(Entries from a dataset)
------------------------------------

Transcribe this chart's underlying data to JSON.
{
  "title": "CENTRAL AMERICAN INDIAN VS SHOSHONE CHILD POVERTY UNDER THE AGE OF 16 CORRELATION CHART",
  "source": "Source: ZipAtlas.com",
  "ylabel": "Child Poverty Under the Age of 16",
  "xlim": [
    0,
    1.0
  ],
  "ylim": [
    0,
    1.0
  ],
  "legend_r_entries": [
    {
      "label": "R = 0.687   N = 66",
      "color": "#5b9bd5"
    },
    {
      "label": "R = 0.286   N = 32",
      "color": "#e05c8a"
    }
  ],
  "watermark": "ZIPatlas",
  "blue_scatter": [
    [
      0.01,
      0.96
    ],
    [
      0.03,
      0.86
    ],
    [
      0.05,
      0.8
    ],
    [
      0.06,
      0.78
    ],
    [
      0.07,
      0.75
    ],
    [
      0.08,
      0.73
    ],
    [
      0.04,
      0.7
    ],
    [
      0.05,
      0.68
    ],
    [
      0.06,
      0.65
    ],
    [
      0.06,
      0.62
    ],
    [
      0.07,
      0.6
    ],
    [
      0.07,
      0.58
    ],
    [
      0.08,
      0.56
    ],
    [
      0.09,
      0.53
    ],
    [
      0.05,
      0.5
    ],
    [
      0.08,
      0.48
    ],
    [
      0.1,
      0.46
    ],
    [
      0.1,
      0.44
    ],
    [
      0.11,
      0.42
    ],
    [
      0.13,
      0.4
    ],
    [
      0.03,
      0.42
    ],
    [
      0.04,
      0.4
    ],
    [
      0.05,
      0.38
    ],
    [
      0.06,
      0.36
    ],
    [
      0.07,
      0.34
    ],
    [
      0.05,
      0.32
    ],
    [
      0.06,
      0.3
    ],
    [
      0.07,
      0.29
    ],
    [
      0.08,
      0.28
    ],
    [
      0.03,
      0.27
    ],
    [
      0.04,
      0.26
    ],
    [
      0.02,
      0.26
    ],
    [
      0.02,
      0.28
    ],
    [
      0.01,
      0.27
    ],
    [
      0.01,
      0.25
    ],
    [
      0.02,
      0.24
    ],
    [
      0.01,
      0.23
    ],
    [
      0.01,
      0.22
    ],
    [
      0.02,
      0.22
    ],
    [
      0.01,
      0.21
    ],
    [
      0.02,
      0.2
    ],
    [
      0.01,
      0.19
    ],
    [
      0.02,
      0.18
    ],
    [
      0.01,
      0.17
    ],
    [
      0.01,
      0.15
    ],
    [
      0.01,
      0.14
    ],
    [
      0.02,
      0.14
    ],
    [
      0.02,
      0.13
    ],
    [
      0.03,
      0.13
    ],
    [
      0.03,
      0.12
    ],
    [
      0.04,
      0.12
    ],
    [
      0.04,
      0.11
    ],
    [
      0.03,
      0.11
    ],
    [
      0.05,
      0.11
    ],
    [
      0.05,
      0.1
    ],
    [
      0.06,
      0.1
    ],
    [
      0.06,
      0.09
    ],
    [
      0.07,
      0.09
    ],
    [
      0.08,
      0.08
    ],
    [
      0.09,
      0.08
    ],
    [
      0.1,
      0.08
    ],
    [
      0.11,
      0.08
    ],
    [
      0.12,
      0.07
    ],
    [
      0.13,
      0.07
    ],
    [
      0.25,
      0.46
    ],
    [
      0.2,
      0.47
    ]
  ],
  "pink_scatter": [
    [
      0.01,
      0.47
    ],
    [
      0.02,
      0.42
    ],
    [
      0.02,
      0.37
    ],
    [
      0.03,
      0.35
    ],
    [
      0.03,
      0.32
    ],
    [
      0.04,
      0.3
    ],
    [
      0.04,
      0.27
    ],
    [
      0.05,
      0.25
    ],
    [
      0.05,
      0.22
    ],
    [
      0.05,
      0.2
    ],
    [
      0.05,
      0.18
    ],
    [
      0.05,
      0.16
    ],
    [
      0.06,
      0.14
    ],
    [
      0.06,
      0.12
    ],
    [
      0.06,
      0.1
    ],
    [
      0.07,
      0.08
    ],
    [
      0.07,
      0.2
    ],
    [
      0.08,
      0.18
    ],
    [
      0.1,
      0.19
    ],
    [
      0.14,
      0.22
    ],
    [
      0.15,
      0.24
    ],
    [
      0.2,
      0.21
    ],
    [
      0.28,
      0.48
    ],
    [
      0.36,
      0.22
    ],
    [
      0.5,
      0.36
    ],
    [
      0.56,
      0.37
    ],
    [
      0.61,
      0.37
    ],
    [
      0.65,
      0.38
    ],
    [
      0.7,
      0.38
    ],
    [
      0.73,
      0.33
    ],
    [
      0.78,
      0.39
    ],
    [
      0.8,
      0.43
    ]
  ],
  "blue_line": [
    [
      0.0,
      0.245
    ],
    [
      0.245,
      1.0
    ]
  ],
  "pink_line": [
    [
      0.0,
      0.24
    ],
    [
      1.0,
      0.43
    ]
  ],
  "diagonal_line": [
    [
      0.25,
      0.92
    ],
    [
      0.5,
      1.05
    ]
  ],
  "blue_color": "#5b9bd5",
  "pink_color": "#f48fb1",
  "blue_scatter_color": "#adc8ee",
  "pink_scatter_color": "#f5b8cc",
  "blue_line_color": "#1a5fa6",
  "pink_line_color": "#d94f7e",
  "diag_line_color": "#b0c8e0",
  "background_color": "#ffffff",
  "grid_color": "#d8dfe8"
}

------------------------------------

- [EXERCISE TASK]:
Transcribe each entry exactly.

- [ANSWER]:
Transcribe this chart's underlying data to JSON.
{
  "title": "CENTRAL AMERICAN INDIAN VS SHOSHONE CHILD POVERTY UNDER THE AGE OF 16 CORRELATION CHART",
  "source": "Source: ZipAtlas.com",
  "ylabel": "Child Poverty Under the Age of 16",
  "xlim": [
    0,
    1.0
  ],
  "ylim": [
    0,
    1.0
  ],
  "legend_r_entries": [
    {
      "label": "R = 0.687   N = 66",
      "color": "#5b9bd5"
    },
    {
      "label": "R = 0.286   N = 32",
      "color": "#e05c8a"
    }
  ],
  "watermark": "ZIPatlas",
  "blue_scatter": [
    [
      0.01,
      0.96
    ],
    [
      0.03,
      0.86
    ],
    [
      0.05,
      0.8
    ],
    [
      0.06,
      0.78
    ],
    [
      0.07,
      0.75
    ],
    [
      0.08,
      0.73
    ],
    [
      0.04,
      0.7
    ],
    [
      0.05,
      0.68
    ],
    [
      0.06,
      0.65
    ],
    [
      0.06,
      0.62
    ],
    [
      0.07,
      0.6
    ],
    [
      0.07,
      0.58
    ],
    [
      0.08,
      0.56
    ],
    [
      0.09,
      0.53
    ],
    [
      0.05,
      0.5
    ],
    [
      0.08,
      0.48
    ],
    [
      0.1,
      0.46
    ],
    [
      0.1,
      0.44
    ],
    [
      0.11,
      0.42
    ],
    [
      0.13,
      0.4
    ],
    [
      0.03,
      0.42
    ],
    [
      0.04,
      0.4
    ],
    [
      0.05,
      0.38
    ],
    [
      0.06,
      0.36
    ],
    [
      0.07,
      0.34
    ],
    [
      0.05,
      0.32
    ],
    [
      0.06,
      0.3
    ],
    [
      0.07,
      0.29
    ],
    [
      0.08,
      0.28
    ],
    [
      0.03,
      0.27
    ],
    [
      0.04,
      0.26
    ],
    [
      0.02,
      0.26
    ],
    [
      0.02,
      0.28
    ],
    [
      0.01,
      0.27
    ],
    [
      0.01,
      0.25
    ],
    [
      0.02,
      0.24
    ],
    [
      0.01,
      0.23
    ],
    [
      0.01,
      0.22
    ],
    [
      0.02,
      0.22
    ],
    [
      0.01,
      0.21
    ],
    [
      0.02,
      0.2
    ],
    [
      0.01,
      0.19
    ],
    [
      0.02,
      0.18
    ],
    [
      0.01,
      0.17
    ],
    [
      0.01,
      0.15
    ],
    [
      0.01,
      0.14
    ],
    [
      0.02,
      0.14
    ],
    [
      0.02,
      0.13
    ],
    [
      0.03,
      0.13
    ],
    [
      0.03,
      0.12
    ],
    [
      0.04,
      0.12
    ],
    [
      0.04,
      0.11
    ],
    [
      0.03,
      0.11
    ],
    [
      0.05,
      0.11
    ],
    [
      0.05,
      0.1
    ],
    [
      0.06,
      0.1
    ],
    [
      0.06,
      0.09
    ],
    [
      0.07,
      0.09
    ],
    [
      0.08,
      0.08
    ],
    [
      0.09,
      0.08
    ],
    [
      0.1,
      0.08
    ],
    [
      0.11,
      0.08
    ],
    [
      0.12,
      0.07
    ],
    [
      0.13,
      0.07
    ],
    [
      0.25,
      0.46
    ],
    [
      0.2,
      0.47
    ]
  ],
  "pink_scatter": [
    [
      0.01,
      0.47
    ],
    [
      0.02,
      0.42
    ],
    [
      0.02,
      0.37
    ],
    [
      0.03,
      0.35
    ],
    [
      0.03,
      0.32
    ],
    [
      0.04,
      0.3
    ],
    [
      0.04,
      0.27
    ],
    [
      0.05,
      0.25
    ],
    [
      0.05,
      0.22
    ],
    [
      0.05,
      0.2
    ],
    [
      0.05,
      0.18
    ],
    [
      0.05,
      0.16
    ],
    [
      0.06,
      0.14
    ],
    [
      0.06,
      0.12
    ],
    [
      0.06,
      0.1
    ],
    [
      0.07,
      0.08
    ],
    [
      0.07,
      0.2
    ],
    [
      0.08,
      0.18
    ],
    [
      0.1,
      0.19
    ],
    [
      0.14,
      0.22
    ],
    [
      0.15,
      0.24
    ],
    [
      0.2,
      0.21
    ],
    [
      0.28,
      0.48
    ],
    [
      0.36,
      0.22
    ],
    [
      0.5,
      0.36
    ],
    [
      0.56,
      0.37
    ],
    [
      0.61,
      0.37
    ],
    [
      0.65,
      0.38
    ],
    [
      0.7,
      0.38
    ],
    [
      0.73,
      0.33
    ],
    [
      0.78,
      0.39
    ],
    [
      0.8,
      0.43
    ]
  ],
  "blue_line": [
    [
      0.0,
      0.245
    ],
    [
      0.245,
      1.0
    ]
  ],
  "pink_line": [
    [
      0.0,
      0.24
    ],
    [
      1.0,
      0.43
    ]
  ],
  "diagonal_line": [
    [
      0.25,
      0.92
    ],
    [
      0.5,
      1.05
    ]
  ],
  "blue_color": "#5b9bd5",
  "pink_color": "#f48fb1",
  "blue_scatter_color": "#adc8ee",
  "pink_scatter_color": "#f5b8cc",
  "blue_line_color": "#1a5fa6",
  "pink_line_color": "#d94f7e",
  "diag_line_color": "#b0c8e0",
  "background_color": "#ffffff",
  "grid_color": "#d8dfe8"
}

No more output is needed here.